| Some records |
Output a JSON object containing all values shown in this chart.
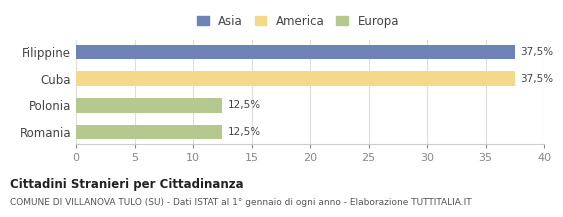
{
  "categories": [
    "Filippine",
    "Cuba",
    "Polonia",
    "Romania"
  ],
  "values": [
    37.5,
    37.5,
    12.5,
    12.5
  ],
  "colors": [
    "#6d83b8",
    "#f5d98b",
    "#b5c98e",
    "#b5c98e"
  ],
  "legend_labels": [
    "Asia",
    "America",
    "Europa"
  ],
  "legend_colors": [
    "#6d83b8",
    "#f5d98b",
    "#b5c98e"
  ],
  "bar_labels": [
    "37,5%",
    "37,5%",
    "12,5%",
    "12,5%"
  ],
  "xlim": [
    0,
    40
  ],
  "xticks": [
    0,
    5,
    10,
    15,
    20,
    25,
    30,
    35,
    40
  ],
  "title": "Cittadini Stranieri per Cittadinanza",
  "subtitle": "COMUNE DI VILLANOVA TULO (SU) - Dati ISTAT al 1° gennaio di ogni anno - Elaborazione TUTTITALIA.IT",
  "background_color": "#ffffff",
  "grid_color": "#dddddd"
}
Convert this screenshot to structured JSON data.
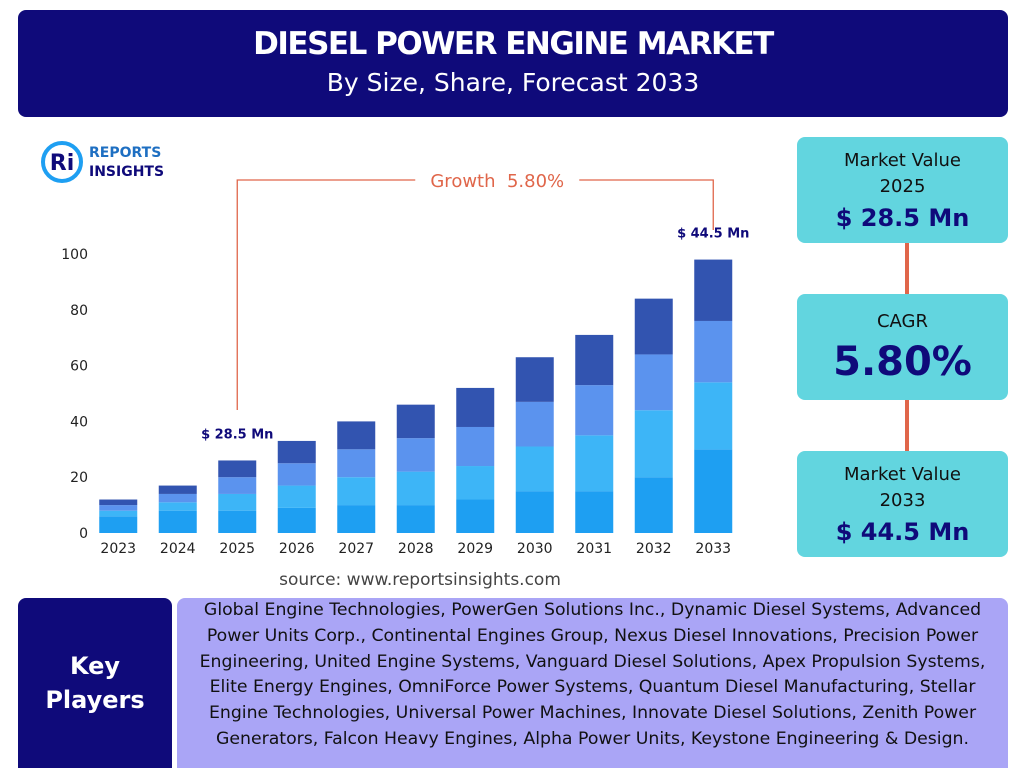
{
  "header": {
    "title": "DIESEL POWER ENGINE MARKET",
    "subtitle": "By Size, Share, Forecast 2033"
  },
  "logo": {
    "line1": "REPORTS",
    "line2": "INSIGHTS"
  },
  "chart_data": {
    "type": "bar",
    "stacked": true,
    "categories": [
      "2023",
      "2024",
      "2025",
      "2026",
      "2027",
      "2028",
      "2029",
      "2030",
      "2031",
      "2032",
      "2033"
    ],
    "series": [
      {
        "color": "#1e9ff2",
        "values": [
          6,
          8,
          8,
          9,
          10,
          10,
          12,
          15,
          15,
          20,
          30
        ]
      },
      {
        "color": "#3db5f7",
        "values": [
          2,
          3,
          6,
          8,
          10,
          12,
          12,
          16,
          20,
          24,
          24
        ]
      },
      {
        "color": "#5b93ee",
        "values": [
          2,
          3,
          6,
          8,
          10,
          12,
          14,
          16,
          18,
          20,
          22
        ]
      },
      {
        "color": "#3254b0",
        "values": [
          2,
          3,
          6,
          8,
          10,
          12,
          14,
          16,
          18,
          20,
          22
        ]
      }
    ],
    "ylim": [
      0,
      100
    ],
    "yticks": [
      0,
      20,
      40,
      60,
      80,
      100
    ],
    "grid": false,
    "annotations": [
      {
        "text": "$ 28.5 Mn",
        "category": "2025"
      },
      {
        "text": "$ 44.5 Mn",
        "category": "2033"
      }
    ],
    "growth": {
      "text": "Growth  5.80%",
      "from": "2025",
      "to": "2033"
    },
    "source": "source: www.reportsinsights.com"
  },
  "panels": [
    {
      "label_lines": [
        "Market Value",
        "2025"
      ],
      "value": "$ 28.5 Mn"
    },
    {
      "label_lines": [
        "CAGR"
      ],
      "value": "5.80%"
    },
    {
      "label_lines": [
        "Market Value",
        "2033"
      ],
      "value": "$ 44.5 Mn"
    }
  ],
  "key_players": {
    "label": "Key Players",
    "text": "Global Engine Technologies, PowerGen Solutions Inc., Dynamic Diesel Systems, Advanced Power Units Corp., Continental Engines Group, Nexus Diesel Innovations, Precision Power Engineering, United Engine Systems, Vanguard Diesel Solutions, Apex Propulsion Systems, Elite Energy Engines, OmniForce Power Systems, Quantum Diesel Manufacturing, Stellar Engine Technologies, Universal Power Machines, Innovate Diesel Solutions, Zenith Power Generators, Falcon Heavy Engines, Alpha Power Units, Keystone Engineering & Design."
  }
}
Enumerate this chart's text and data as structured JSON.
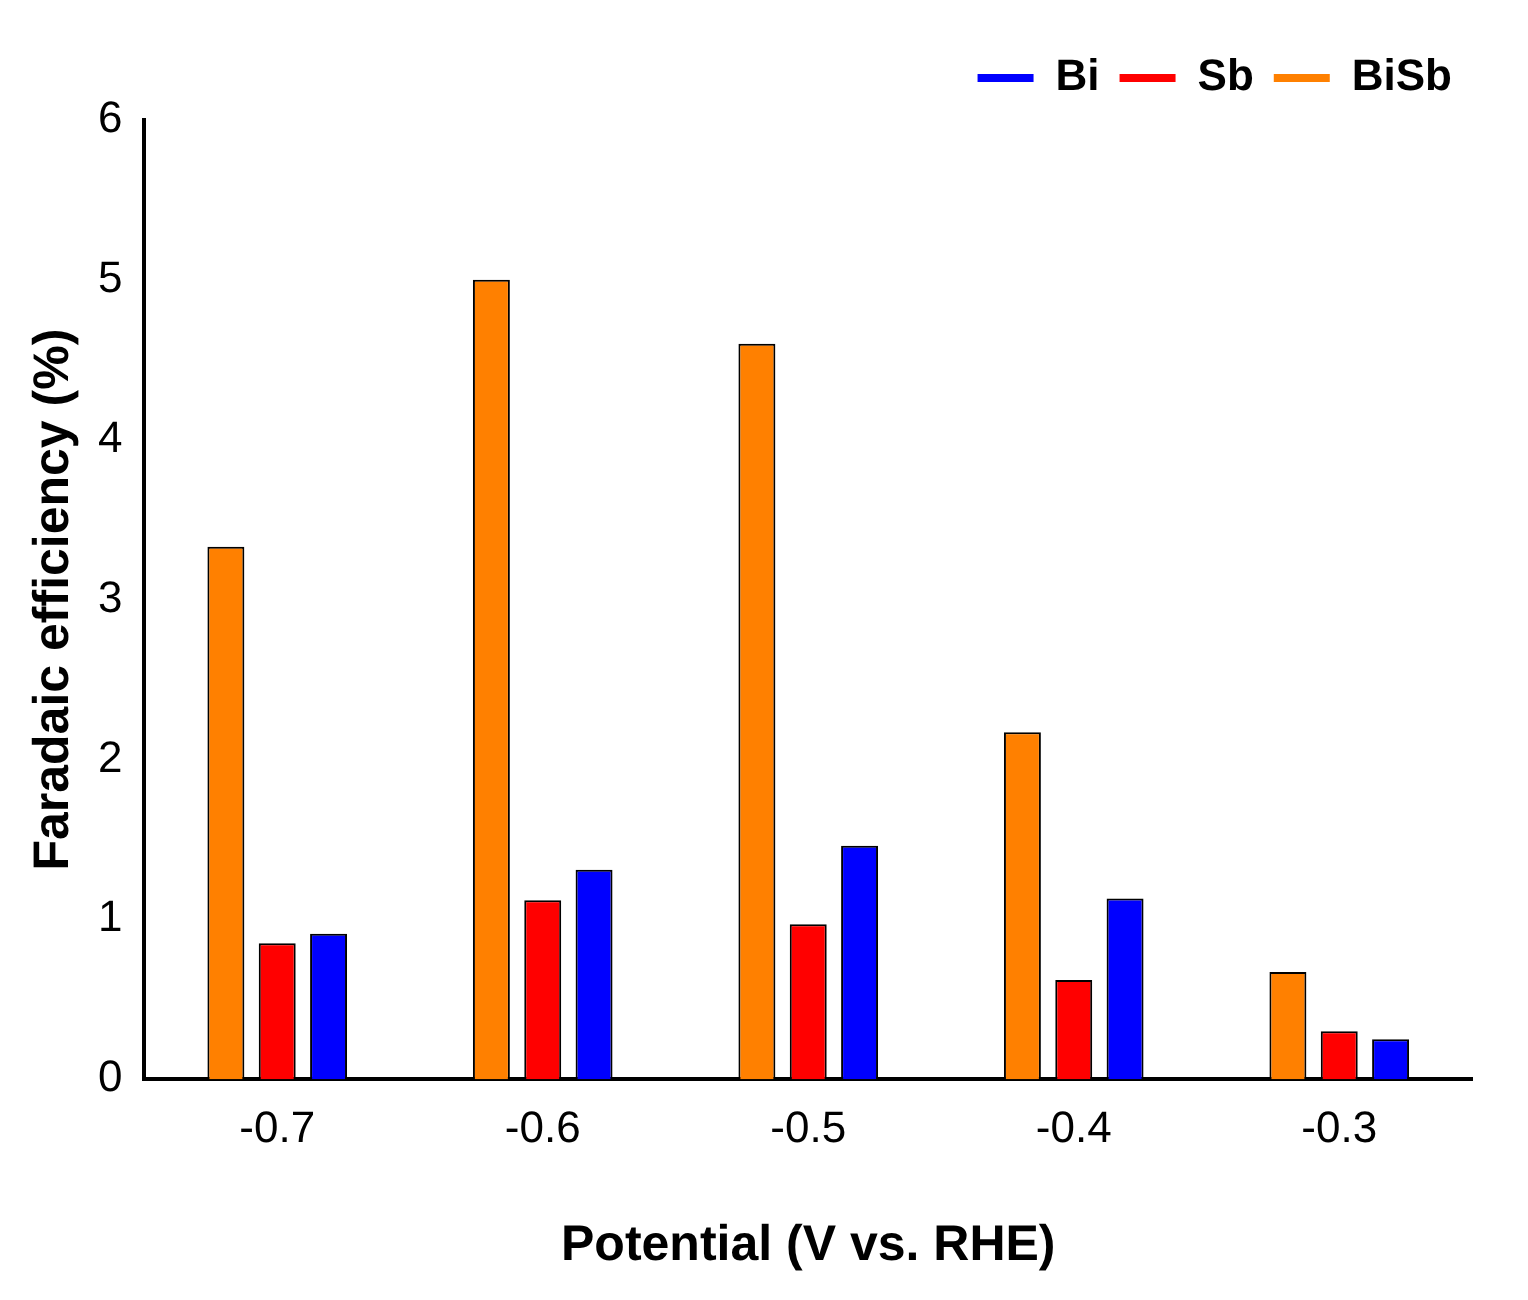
{
  "chart_data": {
    "type": "bar",
    "xlabel": "Potential (V vs. RHE)",
    "ylabel": "Faradaic efficiency (%)",
    "categories": [
      "-0.7",
      "-0.6",
      "-0.5",
      "-0.4",
      "-0.3"
    ],
    "series": [
      {
        "name": "BiSb",
        "color": "#ff8000",
        "values": [
          3.33,
          5.0,
          4.6,
          2.17,
          0.67
        ]
      },
      {
        "name": "Sb",
        "color": "#ff0000",
        "values": [
          0.85,
          1.12,
          0.97,
          0.62,
          0.3
        ]
      },
      {
        "name": "Bi",
        "color": "#0000ff",
        "values": [
          0.91,
          1.31,
          1.46,
          1.13,
          0.25
        ]
      }
    ],
    "ylim": [
      0,
      6
    ],
    "yticks": [
      0,
      1,
      2,
      3,
      4,
      5,
      6
    ],
    "grid": false,
    "legend": "top right"
  }
}
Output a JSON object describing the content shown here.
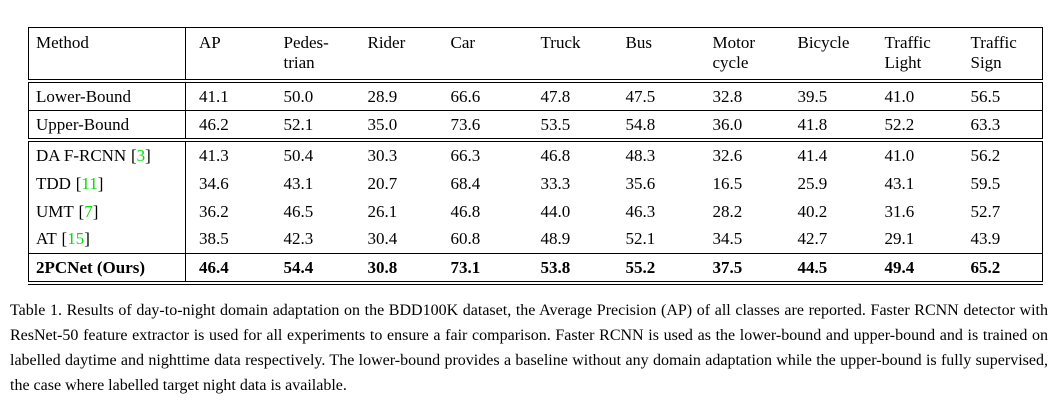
{
  "document": {
    "background": "#ffffff",
    "text_color": "#000000",
    "citation_color": "#00dd00",
    "rule_color": "#000000"
  },
  "table": {
    "columns": [
      {
        "label": "Method"
      },
      {
        "label": "AP"
      },
      {
        "label": "Pedes-\ntrian"
      },
      {
        "label": "Rider"
      },
      {
        "label": "Car"
      },
      {
        "label": "Truck"
      },
      {
        "label": "Bus"
      },
      {
        "label": "Motor\ncycle"
      },
      {
        "label": "Bicycle"
      },
      {
        "label": "Traffic\nLight"
      },
      {
        "label": "Traffic\nSign"
      }
    ],
    "citation_brackets": {
      "open": "[",
      "close": "]"
    },
    "rows": [
      {
        "method": "Lower-Bound",
        "values": [
          "41.1",
          "50.0",
          "28.9",
          "66.6",
          "47.8",
          "47.5",
          "32.8",
          "39.5",
          "41.0",
          "56.5"
        ]
      },
      {
        "method": "Upper-Bound",
        "values": [
          "46.2",
          "52.1",
          "35.0",
          "73.6",
          "53.5",
          "54.8",
          "36.0",
          "41.8",
          "52.2",
          "63.3"
        ]
      },
      {
        "method": "DA F-RCNN",
        "cite": "3",
        "values": [
          "41.3",
          "50.4",
          "30.3",
          "66.3",
          "46.8",
          "48.3",
          "32.6",
          "41.4",
          "41.0",
          "56.2"
        ]
      },
      {
        "method": "TDD",
        "cite": "11",
        "values": [
          "34.6",
          "43.1",
          "20.7",
          "68.4",
          "33.3",
          "35.6",
          "16.5",
          "25.9",
          "43.1",
          "59.5"
        ]
      },
      {
        "method": "UMT",
        "cite": "7",
        "values": [
          "36.2",
          "46.5",
          "26.1",
          "46.8",
          "44.0",
          "46.3",
          "28.2",
          "40.2",
          "31.6",
          "52.7"
        ]
      },
      {
        "method": "AT",
        "cite": "15",
        "values": [
          "38.5",
          "42.3",
          "30.4",
          "60.8",
          "48.9",
          "52.1",
          "34.5",
          "42.7",
          "29.1",
          "43.9"
        ]
      },
      {
        "method": "2PCNet (Ours)",
        "values": [
          "46.4",
          "54.4",
          "30.8",
          "73.1",
          "53.8",
          "55.2",
          "37.5",
          "44.5",
          "49.4",
          "65.2"
        ]
      }
    ]
  },
  "caption": {
    "text": "Table 1. Results of day-to-night domain adaptation on the BDD100K dataset, the Average Precision (AP) of all classes are reported. Faster RCNN detector with ResNet-50 feature extractor is used for all experiments to ensure a fair comparison. Faster RCNN is used as the lower-bound and upper-bound and is trained on labelled daytime and nighttime data respectively. The lower-bound provides a baseline without any domain adaptation while the upper-bound is fully supervised, the case where labelled target night data is available."
  }
}
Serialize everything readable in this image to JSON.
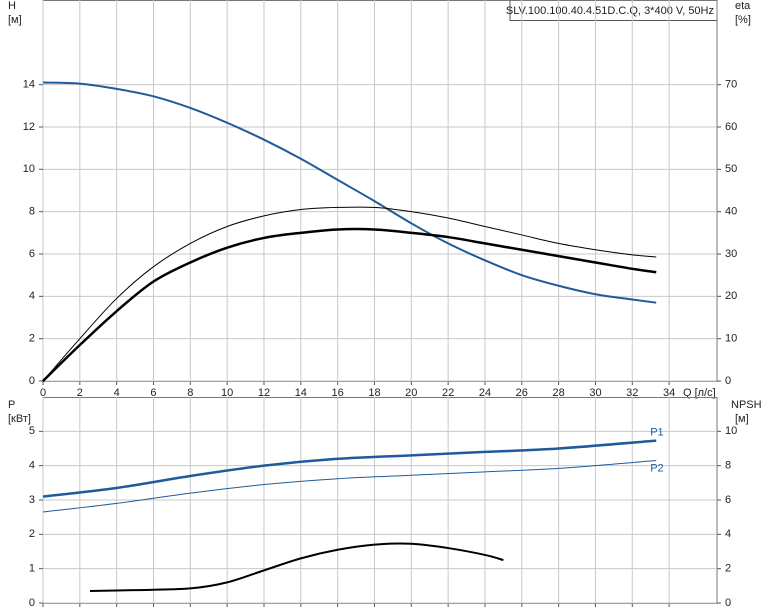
{
  "chart_data": [
    {
      "type": "line",
      "title": "SLV.100.100.40.4.51D.C.Q, 3*400 V, 50Hz",
      "y_label": "H",
      "y_unit": "[м]",
      "y2_label": "eta",
      "y2_unit": "[%]",
      "x_label": "Q [л/с]",
      "xlim": [
        0,
        36.6
      ],
      "xticks": [
        0,
        2,
        4,
        6,
        8,
        10,
        12,
        14,
        16,
        18,
        20,
        22,
        24,
        26,
        28,
        30,
        32,
        34
      ],
      "ylim": [
        0,
        18
      ],
      "yticks": [
        0,
        2,
        4,
        6,
        8,
        10,
        12,
        14
      ],
      "y2lim": [
        0,
        90
      ],
      "y2ticks": [
        0,
        10,
        20,
        30,
        40,
        50,
        60,
        70
      ],
      "grid": true,
      "xtick_labels": true,
      "series": [
        {
          "color": "#1f5b9a",
          "width": 2,
          "x": [
            0,
            2,
            4,
            6,
            8,
            10,
            12,
            14,
            16,
            18,
            20,
            22,
            24,
            26,
            28,
            30,
            32,
            33.3
          ],
          "values": [
            14.1,
            14.05,
            13.8,
            13.45,
            12.9,
            12.2,
            11.4,
            10.5,
            9.5,
            8.5,
            7.45,
            6.5,
            5.7,
            5.0,
            4.5,
            4.1,
            3.85,
            3.7
          ]
        },
        {
          "color": "#000000",
          "width": 1,
          "axis": "y2",
          "x": [
            0,
            2,
            4,
            6,
            8,
            10,
            12,
            14,
            16,
            18,
            20,
            22,
            24,
            26,
            28,
            30,
            32,
            33.3
          ],
          "values": [
            0,
            10,
            19.5,
            27,
            32.5,
            36.5,
            39,
            40.5,
            41,
            41,
            40,
            38.5,
            36.5,
            34.5,
            32.5,
            31,
            29.8,
            29.3
          ]
        },
        {
          "color": "#000000",
          "width": 2.5,
          "axis": "y2",
          "x": [
            0,
            2,
            4,
            6,
            8,
            10,
            12,
            14,
            16,
            18,
            20,
            22,
            24,
            26,
            28,
            30,
            32,
            33.3
          ],
          "values": [
            0,
            8.5,
            16.5,
            23.5,
            28,
            31.5,
            33.8,
            35,
            35.8,
            35.8,
            35,
            34,
            32.5,
            31,
            29.5,
            28,
            26.5,
            25.7
          ]
        }
      ]
    },
    {
      "type": "line",
      "y_label": "P",
      "y_unit": "[кВт]",
      "y2_label": "NPSH",
      "y2_unit": "[м]",
      "xlim": [
        0,
        36.6
      ],
      "xticks": [
        0,
        2,
        4,
        6,
        8,
        10,
        12,
        14,
        16,
        18,
        20,
        22,
        24,
        26,
        28,
        30,
        32,
        34
      ],
      "ylim": [
        0,
        6
      ],
      "yticks": [
        0,
        1,
        2,
        3,
        4,
        5
      ],
      "y2lim": [
        0,
        12
      ],
      "y2ticks": [
        0,
        2,
        4,
        6,
        8,
        10
      ],
      "grid": true,
      "xtick_labels": false,
      "series": [
        {
          "name": "P1",
          "color": "#1f5b9a",
          "width": 2.5,
          "x": [
            0,
            4,
            8,
            12,
            16,
            20,
            24,
            28,
            33.3
          ],
          "values": [
            3.1,
            3.35,
            3.7,
            4.0,
            4.2,
            4.3,
            4.4,
            4.5,
            4.73
          ]
        },
        {
          "name": "P2",
          "color": "#1f5b9a",
          "width": 1,
          "x": [
            0,
            4,
            8,
            12,
            16,
            20,
            24,
            28,
            33.3
          ],
          "values": [
            2.65,
            2.9,
            3.2,
            3.45,
            3.62,
            3.72,
            3.82,
            3.92,
            4.15
          ]
        },
        {
          "color": "#000000",
          "width": 2,
          "axis": "y2",
          "x": [
            2.55,
            5,
            8,
            10,
            12,
            14,
            16,
            18,
            20,
            22,
            24,
            25
          ],
          "values": [
            0.7,
            0.75,
            0.85,
            1.2,
            1.9,
            2.6,
            3.1,
            3.4,
            3.45,
            3.2,
            2.8,
            2.5
          ]
        }
      ]
    }
  ]
}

| DIRECTIONS |
Find the lines above holding the word "RCNN" and show them.

| COMPLETE OUTPUT |
        "method": "DA F-RCNN",
    "text": "Table 1. Results of day-to-night domain adaptation on the BDD100K dataset, the Average Precision (AP) of all classes are reported. Faster RCNN detector with ResNet-50 feature extractor is used for all experiments to ensure a fair comparison. Faster RCNN is used as the lower-bound and upper-bound and is trained on labelled daytime and nighttime data respectively. The lower-bound provides a baseline without any domain adaptation while the upper-bound is fully supervised, the case where labelled target night data is available."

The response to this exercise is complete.